**Your task**.
Wherever "about" appears in a line, list that line.

Stored data:
>>>>
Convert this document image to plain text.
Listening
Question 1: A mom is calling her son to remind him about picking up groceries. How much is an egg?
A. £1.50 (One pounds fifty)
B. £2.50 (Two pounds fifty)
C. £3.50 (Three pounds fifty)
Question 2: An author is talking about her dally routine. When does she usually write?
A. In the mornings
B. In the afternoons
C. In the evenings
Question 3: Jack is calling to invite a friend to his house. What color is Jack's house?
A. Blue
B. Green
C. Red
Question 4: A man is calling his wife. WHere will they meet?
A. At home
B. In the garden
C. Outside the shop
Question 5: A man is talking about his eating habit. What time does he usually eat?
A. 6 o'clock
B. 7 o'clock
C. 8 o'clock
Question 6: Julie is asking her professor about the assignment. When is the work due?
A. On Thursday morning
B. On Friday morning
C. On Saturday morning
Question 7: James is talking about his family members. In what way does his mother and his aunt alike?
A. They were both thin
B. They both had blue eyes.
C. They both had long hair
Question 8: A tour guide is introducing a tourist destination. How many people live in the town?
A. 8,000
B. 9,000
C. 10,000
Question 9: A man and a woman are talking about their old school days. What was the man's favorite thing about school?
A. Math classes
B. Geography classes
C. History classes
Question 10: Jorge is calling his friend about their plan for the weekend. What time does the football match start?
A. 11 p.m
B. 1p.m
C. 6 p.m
<<<<
**Right answer**.
Question 1: A mom is calling her son to remind him about picking up groceries. How much is an egg?
Question 2: An author is talking about her dally routine. When does she usually write?
Question 5: A man is talking about his eating habit. What time does he usually eat?
Question 6: Julie is asking her professor about the assignment. When is the work due?
Question 7: James is talking about his family members. In what way does his mother and his aunt alike?
Question 9: A man and a woman are talking about their old school days. What was the man's favorite thing about school?
Question 10: Jorge is calling his friend about their plan for the weekend. What time does the football match start?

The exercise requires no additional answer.